--- START OF STORED RECORDS ---

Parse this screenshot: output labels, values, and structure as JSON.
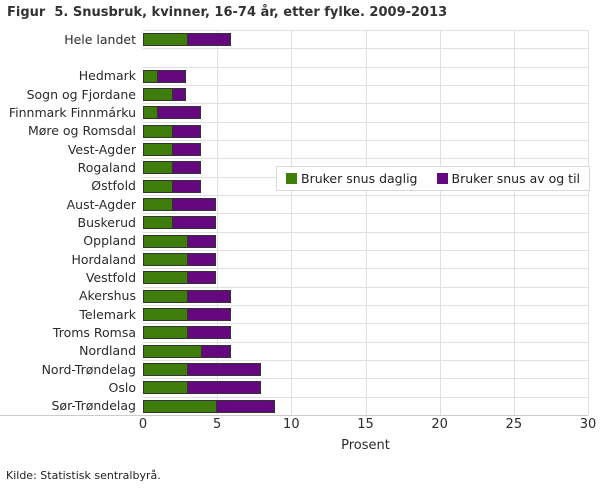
{
  "title": "Figur  5. Snusbruk, kvinner, 16-74 år, etter fylke. 2009-2013",
  "source": "Kilde: Statistisk sentralbyrå.",
  "chart_data": {
    "type": "bar",
    "orientation": "horizontal",
    "stacked": true,
    "title": "Figur  5. Snusbruk, kvinner, 16-74 år, etter fylke. 2009-2013",
    "xlabel": "Prosent",
    "ylabel": "",
    "xlim": [
      0,
      30
    ],
    "xticks": [
      0,
      5,
      10,
      15,
      20,
      25,
      30
    ],
    "grid": "on",
    "legend_position": "inside-right",
    "gap_after_index": 0,
    "categories": [
      "Hele landet",
      "Hedmark",
      "Sogn og Fjordane",
      "Finnmark Finnmárku",
      "Møre og Romsdal",
      "Vest-Agder",
      "Rogaland",
      "Østfold",
      "Aust-Agder",
      "Buskerud",
      "Oppland",
      "Hordaland",
      "Vestfold",
      "Akershus",
      "Telemark",
      "Troms Romsa",
      "Nordland",
      "Nord-Trøndelag",
      "Oslo",
      "Sør-Trøndelag"
    ],
    "series": [
      {
        "name": "Bruker snus daglig",
        "color": "#3E7D0A",
        "values": [
          3,
          1,
          2,
          1,
          2,
          2,
          2,
          2,
          2,
          2,
          3,
          3,
          3,
          3,
          3,
          3,
          4,
          3,
          3,
          5
        ]
      },
      {
        "name": "Bruker snus av og til",
        "color": "#65087F",
        "values": [
          3,
          2,
          1,
          3,
          2,
          2,
          2,
          2,
          3,
          3,
          2,
          2,
          2,
          3,
          3,
          3,
          2,
          5,
          5,
          4
        ]
      }
    ]
  }
}
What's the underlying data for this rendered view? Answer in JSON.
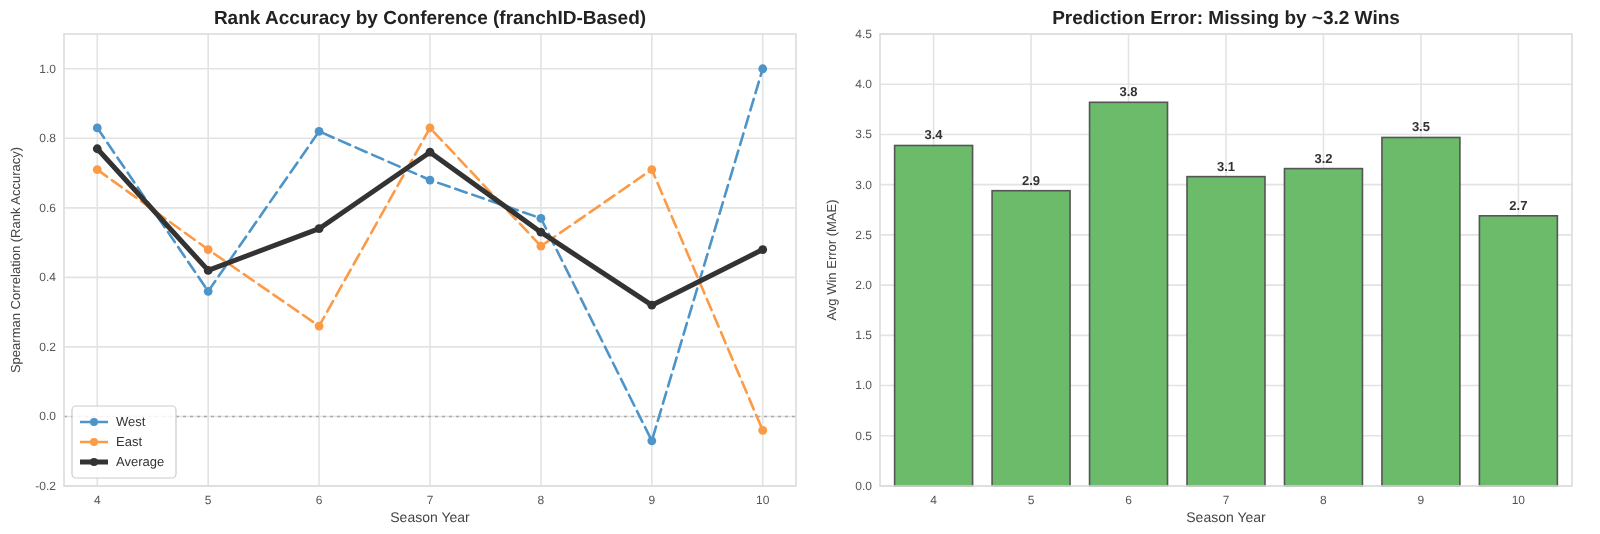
{
  "chart_data": [
    {
      "type": "line",
      "title": "Rank Accuracy by Conference (franchID-Based)",
      "xlabel": "Season Year",
      "ylabel": "Spearman Correlation (Rank Accuracy)",
      "x": [
        4,
        5,
        6,
        7,
        8,
        9,
        10
      ],
      "xlim": [
        3.7,
        10.3
      ],
      "xticks": [
        4,
        5,
        6,
        7,
        8,
        9,
        10
      ],
      "ylim": [
        -0.2,
        1.1
      ],
      "yticks": [
        -0.2,
        {
          "value": 0,
          "label": "0.0"
        },
        0.2,
        0.4,
        0.6,
        0.8,
        {
          "value": 1,
          "label": "1.0"
        }
      ],
      "series": [
        {
          "name": "West",
          "color": "#4d94c8",
          "line_style": "dashed",
          "values": [
            0.83,
            0.36,
            0.82,
            0.68,
            0.57,
            -0.07,
            1.0
          ]
        },
        {
          "name": "East",
          "color": "#fc9a45",
          "line_style": "dashed",
          "values": [
            0.71,
            0.48,
            0.26,
            0.83,
            0.49,
            0.71,
            -0.04
          ]
        },
        {
          "name": "Average",
          "color": "#333333",
          "line_style": "solid",
          "values": [
            0.77,
            0.42,
            0.54,
            0.76,
            0.53,
            0.32,
            0.48
          ]
        }
      ],
      "ref_lines": [
        {
          "axis": "y",
          "value": 0,
          "color": "#aaaaaa",
          "line_style": "dotted"
        }
      ],
      "marker": "circle",
      "grid": true,
      "legend": "bottom left"
    },
    {
      "type": "bar",
      "title": "Prediction Error: Missing by ~3.2 Wins",
      "xlabel": "Season Year",
      "ylabel": "Avg Win Error (MAE)",
      "categories": [
        "4",
        "5",
        "6",
        "7",
        "8",
        "9",
        "10"
      ],
      "values": [
        3.39,
        2.94,
        3.82,
        3.08,
        3.16,
        3.47,
        2.69
      ],
      "value_labels": [
        "3.4",
        "2.9",
        "3.8",
        "3.1",
        "3.2",
        "3.5",
        "2.7"
      ],
      "color": "#6bbb6b",
      "ylim": [
        0,
        4.5
      ],
      "yticks": [
        {
          "value": 0,
          "label": "0.0"
        },
        0.5,
        {
          "value": 1,
          "label": "1.0"
        },
        1.5,
        {
          "value": 2,
          "label": "2.0"
        },
        2.5,
        {
          "value": 3,
          "label": "3.0"
        },
        3.5,
        {
          "value": 4,
          "label": "4.0"
        },
        4.5
      ],
      "grid": true
    }
  ]
}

--- END OF STORED RECORDS ---

AIM OF THE TASK
Quote the records in their entirety, keeping the wording exact and excluding pictures.

CORRECT OUTPUT
Parse this screenshot: output labels, values, and structure as JSON.
{
  "title": "Figur  5. Snusbruk, kvinner, 16-74 år, etter fylke. 2009-2013",
  "source": "Kilde: Statistisk sentralbyrå.",
  "chart_data": {
    "type": "bar",
    "orientation": "horizontal",
    "stacked": true,
    "title": "Figur  5. Snusbruk, kvinner, 16-74 år, etter fylke. 2009-2013",
    "xlabel": "Prosent",
    "ylabel": "",
    "xlim": [
      0,
      30
    ],
    "xticks": [
      0,
      5,
      10,
      15,
      20,
      25,
      30
    ],
    "grid": "on",
    "legend_position": "inside-right",
    "gap_after_index": 0,
    "categories": [
      "Hele landet",
      "Hedmark",
      "Sogn og Fjordane",
      "Finnmark Finnmárku",
      "Møre og Romsdal",
      "Vest-Agder",
      "Rogaland",
      "Østfold",
      "Aust-Agder",
      "Buskerud",
      "Oppland",
      "Hordaland",
      "Vestfold",
      "Akershus",
      "Telemark",
      "Troms Romsa",
      "Nordland",
      "Nord-Trøndelag",
      "Oslo",
      "Sør-Trøndelag"
    ],
    "series": [
      {
        "name": "Bruker snus daglig",
        "color": "#3E7D0A",
        "values": [
          3,
          1,
          2,
          1,
          2,
          2,
          2,
          2,
          2,
          2,
          3,
          3,
          3,
          3,
          3,
          3,
          4,
          3,
          3,
          5
        ]
      },
      {
        "name": "Bruker snus av og til",
        "color": "#65087F",
        "values": [
          3,
          2,
          1,
          3,
          2,
          2,
          2,
          2,
          3,
          3,
          2,
          2,
          2,
          3,
          3,
          3,
          2,
          5,
          5,
          4
        ]
      }
    ]
  }
}
What's the underlying data for this rendered view? Answer in JSON.
{
  "chart_data": [
    {
      "type": "line",
      "title": "Rank Accuracy by Conference (franchID-Based)",
      "xlabel": "Season Year",
      "ylabel": "Spearman Correlation (Rank Accuracy)",
      "x": [
        4,
        5,
        6,
        7,
        8,
        9,
        10
      ],
      "xlim": [
        3.7,
        10.3
      ],
      "xticks": [
        4,
        5,
        6,
        7,
        8,
        9,
        10
      ],
      "ylim": [
        -0.2,
        1.1
      ],
      "yticks": [
        -0.2,
        {
          "value": 0,
          "label": "0.0"
        },
        0.2,
        0.4,
        0.6,
        0.8,
        {
          "value": 1,
          "label": "1.0"
        }
      ],
      "series": [
        {
          "name": "West",
          "color": "#4d94c8",
          "line_style": "dashed",
          "values": [
            0.83,
            0.36,
            0.82,
            0.68,
            0.57,
            -0.07,
            1.0
          ]
        },
        {
          "name": "East",
          "color": "#fc9a45",
          "line_style": "dashed",
          "values": [
            0.71,
            0.48,
            0.26,
            0.83,
            0.49,
            0.71,
            -0.04
          ]
        },
        {
          "name": "Average",
          "color": "#333333",
          "line_style": "solid",
          "values": [
            0.77,
            0.42,
            0.54,
            0.76,
            0.53,
            0.32,
            0.48
          ]
        }
      ],
      "ref_lines": [
        {
          "axis": "y",
          "value": 0,
          "color": "#aaaaaa",
          "line_style": "dotted"
        }
      ],
      "marker": "circle",
      "grid": true,
      "legend": "bottom left"
    },
    {
      "type": "bar",
      "title": "Prediction Error: Missing by ~3.2 Wins",
      "xlabel": "Season Year",
      "ylabel": "Avg Win Error (MAE)",
      "categories": [
        "4",
        "5",
        "6",
        "7",
        "8",
        "9",
        "10"
      ],
      "values": [
        3.39,
        2.94,
        3.82,
        3.08,
        3.16,
        3.47,
        2.69
      ],
      "value_labels": [
        "3.4",
        "2.9",
        "3.8",
        "3.1",
        "3.2",
        "3.5",
        "2.7"
      ],
      "color": "#6bbb6b",
      "ylim": [
        0,
        4.5
      ],
      "yticks": [
        {
          "value": 0,
          "label": "0.0"
        },
        0.5,
        {
          "value": 1,
          "label": "1.0"
        },
        1.5,
        {
          "value": 2,
          "label": "2.0"
        },
        2.5,
        {
          "value": 3,
          "label": "3.0"
        },
        3.5,
        {
          "value": 4,
          "label": "4.0"
        },
        4.5
      ],
      "grid": true
    }
  ]
}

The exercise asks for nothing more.